**** Information shown
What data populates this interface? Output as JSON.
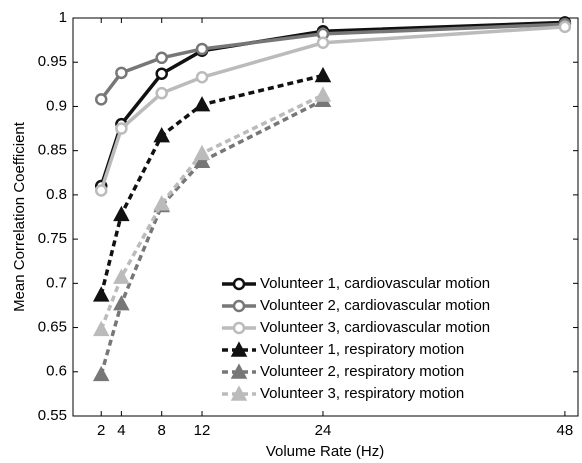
{
  "chart_data": {
    "type": "line",
    "x_label": "Volume Rate (Hz)",
    "y_label": "Mean Correlation Coefficient",
    "x": [
      2,
      4,
      8,
      12,
      24,
      48
    ],
    "series": [
      {
        "name": "Volunteer 1, cardiovascular motion",
        "color": "#111111",
        "marker": "circle",
        "dashed": false,
        "values": [
          0.81,
          0.88,
          0.937,
          0.963,
          0.985,
          0.995
        ]
      },
      {
        "name": "Volunteer 2, cardiovascular motion",
        "color": "#777777",
        "marker": "circle",
        "dashed": false,
        "values": [
          0.908,
          0.938,
          0.955,
          0.965,
          0.982,
          0.993
        ]
      },
      {
        "name": "Volunteer 3, cardiovascular motion",
        "color": "#bbbbbb",
        "marker": "circle",
        "dashed": false,
        "values": [
          0.805,
          0.875,
          0.915,
          0.933,
          0.972,
          0.99
        ]
      },
      {
        "name": "Volunteer 1, respiratory motion",
        "color": "#111111",
        "marker": "triangle",
        "dashed": true,
        "values": [
          0.687,
          0.778,
          0.867,
          0.902,
          0.935,
          null
        ]
      },
      {
        "name": "Volunteer 2, respiratory motion",
        "color": "#777777",
        "marker": "triangle",
        "dashed": true,
        "values": [
          0.597,
          0.677,
          0.788,
          0.838,
          0.907,
          null
        ]
      },
      {
        "name": "Volunteer 3, respiratory motion",
        "color": "#bbbbbb",
        "marker": "triangle",
        "dashed": true,
        "values": [
          0.648,
          0.707,
          0.79,
          0.847,
          0.913,
          null
        ]
      }
    ],
    "xlim": [
      -0.8,
      49.3
    ],
    "xticks": [
      2,
      4,
      8,
      12,
      24,
      48
    ],
    "ylim": [
      0.55,
      1
    ],
    "yticks": [
      0.55,
      0.6,
      0.65,
      0.7,
      0.75,
      0.8,
      0.85,
      0.9,
      0.95,
      1
    ],
    "legend": "lower right"
  }
}
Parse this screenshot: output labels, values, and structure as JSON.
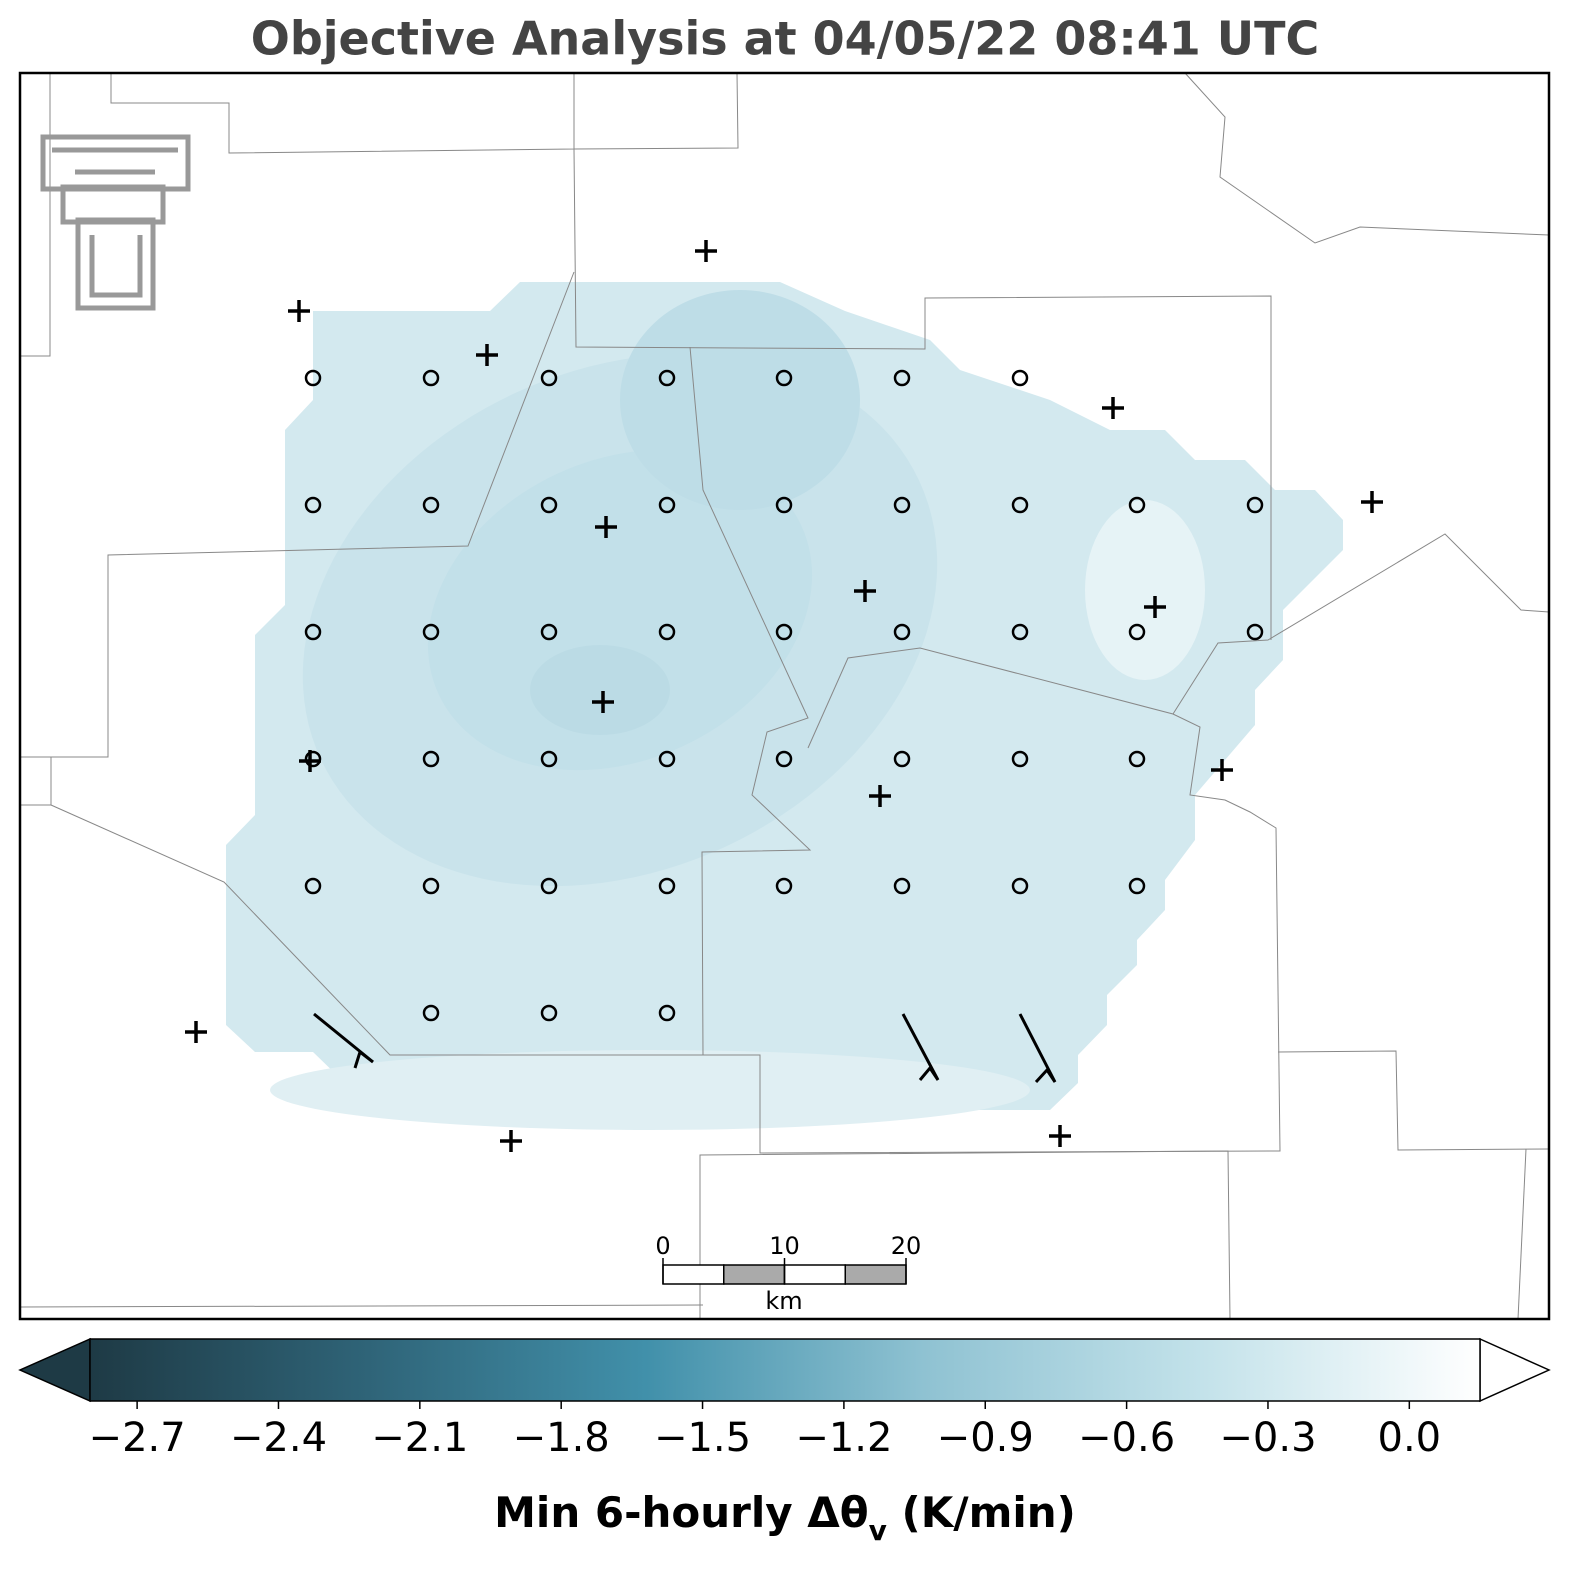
{
  "title": "Objective Analysis at 04/05/22 08:41 UTC",
  "scale_bar": {
    "ticks": [
      0,
      10,
      20
    ],
    "unit": "km"
  },
  "colorbar": {
    "label_main": "Min 6-hourly Δθ",
    "label_sub": "v",
    "label_end": " (K/min)",
    "lim": [
      -2.8,
      0.15
    ],
    "ticks": [
      {
        "value": -2.7,
        "label": "−2.7"
      },
      {
        "value": -2.4,
        "label": "−2.4"
      },
      {
        "value": -2.1,
        "label": "−2.1"
      },
      {
        "value": -1.8,
        "label": "−1.8"
      },
      {
        "value": -1.5,
        "label": "−1.5"
      },
      {
        "value": -1.2,
        "label": "−1.2"
      },
      {
        "value": -0.9,
        "label": "−0.9"
      },
      {
        "value": -0.6,
        "label": "−0.6"
      },
      {
        "value": -0.3,
        "label": "−0.3"
      },
      {
        "value": 0.0,
        "label": "0.0"
      }
    ],
    "colors": [
      "#1e3a45",
      "#2f6478",
      "#4190aa",
      "#8fc2d2",
      "#c3e2ea",
      "#ffffff"
    ]
  }
}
********
Exercise instructions:
Your task is an exact transcription of all the data, minus the pictures.

Complete output:
What data populates this interface? Output as JSON.
{
  "chart_data": {
    "type": "line",
    "x_label": "Volume Rate (Hz)",
    "y_label": "Mean Correlation Coefficient",
    "x": [
      2,
      4,
      8,
      12,
      24,
      48
    ],
    "series": [
      {
        "name": "Volunteer 1, cardiovascular motion",
        "color": "#111111",
        "marker": "circle",
        "dashed": false,
        "values": [
          0.81,
          0.88,
          0.937,
          0.963,
          0.985,
          0.995
        ]
      },
      {
        "name": "Volunteer 2, cardiovascular motion",
        "color": "#777777",
        "marker": "circle",
        "dashed": false,
        "values": [
          0.908,
          0.938,
          0.955,
          0.965,
          0.982,
          0.993
        ]
      },
      {
        "name": "Volunteer 3, cardiovascular motion",
        "color": "#bbbbbb",
        "marker": "circle",
        "dashed": false,
        "values": [
          0.805,
          0.875,
          0.915,
          0.933,
          0.972,
          0.99
        ]
      },
      {
        "name": "Volunteer 1, respiratory motion",
        "color": "#111111",
        "marker": "triangle",
        "dashed": true,
        "values": [
          0.687,
          0.778,
          0.867,
          0.902,
          0.935,
          null
        ]
      },
      {
        "name": "Volunteer 2, respiratory motion",
        "color": "#777777",
        "marker": "triangle",
        "dashed": true,
        "values": [
          0.597,
          0.677,
          0.788,
          0.838,
          0.907,
          null
        ]
      },
      {
        "name": "Volunteer 3, respiratory motion",
        "color": "#bbbbbb",
        "marker": "triangle",
        "dashed": true,
        "values": [
          0.648,
          0.707,
          0.79,
          0.847,
          0.913,
          null
        ]
      }
    ],
    "xlim": [
      -0.8,
      49.3
    ],
    "xticks": [
      2,
      4,
      8,
      12,
      24,
      48
    ],
    "ylim": [
      0.55,
      1
    ],
    "yticks": [
      0.55,
      0.6,
      0.65,
      0.7,
      0.75,
      0.8,
      0.85,
      0.9,
      0.95,
      1
    ],
    "legend": "lower right"
  }
}
Parse this screenshot: output labels, values, and structure as JSON.
{
  "title": "Objective Analysis at 04/05/22 08:41 UTC",
  "scale_bar": {
    "ticks": [
      0,
      10,
      20
    ],
    "unit": "km"
  },
  "colorbar": {
    "label_main": "Min 6-hourly Δθ",
    "label_sub": "v",
    "label_end": " (K/min)",
    "lim": [
      -2.8,
      0.15
    ],
    "ticks": [
      {
        "value": -2.7,
        "label": "−2.7"
      },
      {
        "value": -2.4,
        "label": "−2.4"
      },
      {
        "value": -2.1,
        "label": "−2.1"
      },
      {
        "value": -1.8,
        "label": "−1.8"
      },
      {
        "value": -1.5,
        "label": "−1.5"
      },
      {
        "value": -1.2,
        "label": "−1.2"
      },
      {
        "value": -0.9,
        "label": "−0.9"
      },
      {
        "value": -0.6,
        "label": "−0.6"
      },
      {
        "value": -0.3,
        "label": "−0.3"
      },
      {
        "value": 0.0,
        "label": "0.0"
      }
    ],
    "colors": [
      "#1e3a45",
      "#2f6478",
      "#4190aa",
      "#8fc2d2",
      "#c3e2ea",
      "#ffffff"
    ]
  }
}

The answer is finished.